* _WHAT YOU NEED TO DO_
Copy each line of the data below with the word "mirror".

* _INPUT DATA_
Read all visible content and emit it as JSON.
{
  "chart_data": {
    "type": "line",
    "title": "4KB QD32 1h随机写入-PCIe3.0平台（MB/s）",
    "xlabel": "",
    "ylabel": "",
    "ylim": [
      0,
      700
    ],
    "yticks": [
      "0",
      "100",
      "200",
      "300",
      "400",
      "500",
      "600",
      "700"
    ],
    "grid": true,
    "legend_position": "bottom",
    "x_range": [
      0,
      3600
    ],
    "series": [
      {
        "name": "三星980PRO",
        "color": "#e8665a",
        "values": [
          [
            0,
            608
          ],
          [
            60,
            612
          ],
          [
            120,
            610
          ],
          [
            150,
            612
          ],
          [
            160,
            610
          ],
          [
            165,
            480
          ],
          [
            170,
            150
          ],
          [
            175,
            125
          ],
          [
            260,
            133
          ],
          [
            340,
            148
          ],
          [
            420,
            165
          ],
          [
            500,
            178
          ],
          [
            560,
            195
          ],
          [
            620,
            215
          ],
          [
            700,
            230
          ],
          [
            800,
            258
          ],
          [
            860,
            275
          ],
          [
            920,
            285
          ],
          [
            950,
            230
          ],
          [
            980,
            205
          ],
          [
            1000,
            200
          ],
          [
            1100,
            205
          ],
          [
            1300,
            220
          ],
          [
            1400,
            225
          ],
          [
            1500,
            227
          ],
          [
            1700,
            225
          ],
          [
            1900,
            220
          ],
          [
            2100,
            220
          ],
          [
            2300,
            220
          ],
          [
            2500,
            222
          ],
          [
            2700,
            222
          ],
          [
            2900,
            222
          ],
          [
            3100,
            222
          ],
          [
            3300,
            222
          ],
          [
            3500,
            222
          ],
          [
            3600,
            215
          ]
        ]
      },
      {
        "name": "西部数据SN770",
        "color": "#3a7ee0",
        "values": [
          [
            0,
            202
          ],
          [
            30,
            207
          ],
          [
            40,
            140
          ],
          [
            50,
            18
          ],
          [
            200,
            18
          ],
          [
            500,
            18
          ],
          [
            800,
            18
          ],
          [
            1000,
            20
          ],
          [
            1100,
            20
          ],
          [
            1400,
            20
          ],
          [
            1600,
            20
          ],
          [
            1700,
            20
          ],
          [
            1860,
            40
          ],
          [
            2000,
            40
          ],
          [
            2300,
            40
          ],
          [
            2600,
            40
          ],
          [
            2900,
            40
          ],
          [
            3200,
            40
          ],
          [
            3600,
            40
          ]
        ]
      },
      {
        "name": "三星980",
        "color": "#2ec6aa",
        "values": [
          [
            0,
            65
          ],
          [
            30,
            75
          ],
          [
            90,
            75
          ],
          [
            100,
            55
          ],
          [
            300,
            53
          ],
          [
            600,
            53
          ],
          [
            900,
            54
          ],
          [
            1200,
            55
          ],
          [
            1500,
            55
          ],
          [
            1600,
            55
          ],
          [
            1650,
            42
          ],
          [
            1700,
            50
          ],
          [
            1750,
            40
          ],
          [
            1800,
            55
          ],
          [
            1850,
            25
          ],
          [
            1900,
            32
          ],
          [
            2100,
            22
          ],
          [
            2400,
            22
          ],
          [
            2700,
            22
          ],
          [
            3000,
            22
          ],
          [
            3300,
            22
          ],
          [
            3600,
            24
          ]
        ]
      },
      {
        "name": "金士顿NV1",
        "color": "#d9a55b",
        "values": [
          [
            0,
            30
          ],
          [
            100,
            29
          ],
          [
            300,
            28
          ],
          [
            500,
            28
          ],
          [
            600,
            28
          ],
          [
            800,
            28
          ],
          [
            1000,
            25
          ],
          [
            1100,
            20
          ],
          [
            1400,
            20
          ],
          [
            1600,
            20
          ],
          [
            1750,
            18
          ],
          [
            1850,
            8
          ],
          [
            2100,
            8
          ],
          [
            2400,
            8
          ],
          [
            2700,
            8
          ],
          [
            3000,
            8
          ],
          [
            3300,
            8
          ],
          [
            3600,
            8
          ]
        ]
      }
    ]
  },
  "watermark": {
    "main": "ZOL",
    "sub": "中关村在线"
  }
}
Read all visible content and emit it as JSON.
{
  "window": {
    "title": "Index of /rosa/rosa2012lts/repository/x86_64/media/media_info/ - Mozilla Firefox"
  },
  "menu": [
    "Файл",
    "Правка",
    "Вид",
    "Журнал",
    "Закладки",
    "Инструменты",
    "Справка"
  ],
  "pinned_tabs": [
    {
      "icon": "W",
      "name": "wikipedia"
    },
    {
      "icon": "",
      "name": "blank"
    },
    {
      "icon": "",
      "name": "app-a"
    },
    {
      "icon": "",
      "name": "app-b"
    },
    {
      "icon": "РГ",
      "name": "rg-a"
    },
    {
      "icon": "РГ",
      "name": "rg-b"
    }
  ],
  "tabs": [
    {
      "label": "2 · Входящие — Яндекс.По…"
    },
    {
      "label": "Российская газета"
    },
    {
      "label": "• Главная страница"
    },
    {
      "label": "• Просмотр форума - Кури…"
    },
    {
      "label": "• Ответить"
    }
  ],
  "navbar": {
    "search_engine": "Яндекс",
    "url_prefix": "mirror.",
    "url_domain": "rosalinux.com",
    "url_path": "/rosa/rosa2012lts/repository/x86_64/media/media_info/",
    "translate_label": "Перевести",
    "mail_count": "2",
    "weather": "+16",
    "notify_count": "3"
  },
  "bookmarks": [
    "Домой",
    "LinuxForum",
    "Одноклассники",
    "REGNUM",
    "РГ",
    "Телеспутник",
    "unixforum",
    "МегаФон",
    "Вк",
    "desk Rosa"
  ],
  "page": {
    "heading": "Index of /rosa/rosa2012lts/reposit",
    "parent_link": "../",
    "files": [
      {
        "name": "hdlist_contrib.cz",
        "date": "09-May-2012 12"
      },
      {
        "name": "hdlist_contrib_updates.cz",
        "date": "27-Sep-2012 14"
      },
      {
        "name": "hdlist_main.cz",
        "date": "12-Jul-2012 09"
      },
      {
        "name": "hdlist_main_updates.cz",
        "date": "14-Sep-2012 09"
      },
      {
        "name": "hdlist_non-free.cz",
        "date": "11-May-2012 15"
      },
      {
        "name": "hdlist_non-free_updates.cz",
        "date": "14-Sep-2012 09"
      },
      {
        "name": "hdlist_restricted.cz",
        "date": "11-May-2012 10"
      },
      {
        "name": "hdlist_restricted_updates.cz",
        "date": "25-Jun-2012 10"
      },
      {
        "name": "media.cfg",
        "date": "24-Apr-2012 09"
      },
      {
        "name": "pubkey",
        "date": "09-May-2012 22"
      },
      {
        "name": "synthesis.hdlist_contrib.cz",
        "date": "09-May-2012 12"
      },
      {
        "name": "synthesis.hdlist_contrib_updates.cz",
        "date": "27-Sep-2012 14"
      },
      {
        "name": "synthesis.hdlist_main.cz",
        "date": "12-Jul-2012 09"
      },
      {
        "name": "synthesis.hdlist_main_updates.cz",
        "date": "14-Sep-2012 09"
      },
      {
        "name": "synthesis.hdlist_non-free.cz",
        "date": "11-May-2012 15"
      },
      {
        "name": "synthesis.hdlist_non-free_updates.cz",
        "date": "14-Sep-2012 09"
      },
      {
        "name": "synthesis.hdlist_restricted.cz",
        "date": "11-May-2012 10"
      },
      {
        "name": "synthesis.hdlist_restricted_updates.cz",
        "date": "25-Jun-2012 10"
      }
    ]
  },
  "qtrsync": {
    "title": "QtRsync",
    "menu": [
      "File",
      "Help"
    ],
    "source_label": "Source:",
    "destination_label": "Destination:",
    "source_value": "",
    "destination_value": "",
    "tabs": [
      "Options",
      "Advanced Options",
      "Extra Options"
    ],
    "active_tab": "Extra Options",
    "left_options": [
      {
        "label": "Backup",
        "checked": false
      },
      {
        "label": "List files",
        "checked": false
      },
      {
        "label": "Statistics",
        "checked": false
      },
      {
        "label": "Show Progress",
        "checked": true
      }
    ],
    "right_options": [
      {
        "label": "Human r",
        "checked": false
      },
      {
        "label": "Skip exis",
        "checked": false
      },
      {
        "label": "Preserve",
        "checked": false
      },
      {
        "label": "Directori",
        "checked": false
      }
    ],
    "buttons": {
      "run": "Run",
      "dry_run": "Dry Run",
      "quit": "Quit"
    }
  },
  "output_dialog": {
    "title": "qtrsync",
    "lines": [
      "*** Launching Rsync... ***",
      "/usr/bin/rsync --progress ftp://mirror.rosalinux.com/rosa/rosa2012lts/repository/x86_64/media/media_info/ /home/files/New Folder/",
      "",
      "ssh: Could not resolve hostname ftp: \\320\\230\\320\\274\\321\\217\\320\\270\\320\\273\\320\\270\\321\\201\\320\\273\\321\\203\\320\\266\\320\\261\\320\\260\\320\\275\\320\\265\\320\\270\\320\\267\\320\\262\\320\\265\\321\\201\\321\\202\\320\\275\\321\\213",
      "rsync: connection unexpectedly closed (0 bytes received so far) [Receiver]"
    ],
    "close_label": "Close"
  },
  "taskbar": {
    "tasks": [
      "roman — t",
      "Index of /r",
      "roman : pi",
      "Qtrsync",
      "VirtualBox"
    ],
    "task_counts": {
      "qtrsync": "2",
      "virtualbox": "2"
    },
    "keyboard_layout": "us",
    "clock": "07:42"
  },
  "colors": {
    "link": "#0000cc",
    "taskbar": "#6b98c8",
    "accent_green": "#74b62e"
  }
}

* _SOLVED EXERCISE_
    "url_prefix": "mirror.",
      "/usr/bin/rsync --progress ftp://mirror.rosalinux.com/rosa/rosa2012lts/repository/x86_64/media/media_info/ /home/files/New Folder/",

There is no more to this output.